INSTRUCTIONS TO FOLLOW: Reproduce each line bearing the word "Officer".

Extracted data entries
--- BEGIN ---
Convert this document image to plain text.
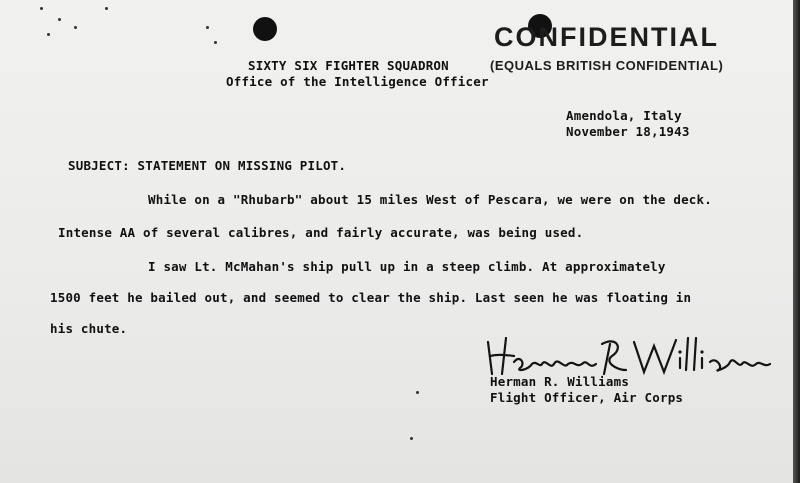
CONFIDENTIAL
(EQUALS BRITISH CONFIDENTIAL)
SIXTY SIX FIGHTER SQUADRON
Office of the Intelligence Officer
Amendola, Italy
November 18,1943
SUBJECT: STATEMENT ON MISSING PILOT.
While on a "Rhubarb" about 15 miles West of Pescara, we were on the deck.
Intense AA of several calibres, and fairly accurate, was being used.
I saw Lt. McMahan's ship pull up in a steep climb. At approximately
1500 feet he bailed out, and seemed to clear the ship. Last seen he was floating in
his chute.
Herman R. Williams
Flight Officer, Air Corps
--- END ---
WORKED SOLUTION:
Office of the Intelligence Officer
Flight Officer, Air Corps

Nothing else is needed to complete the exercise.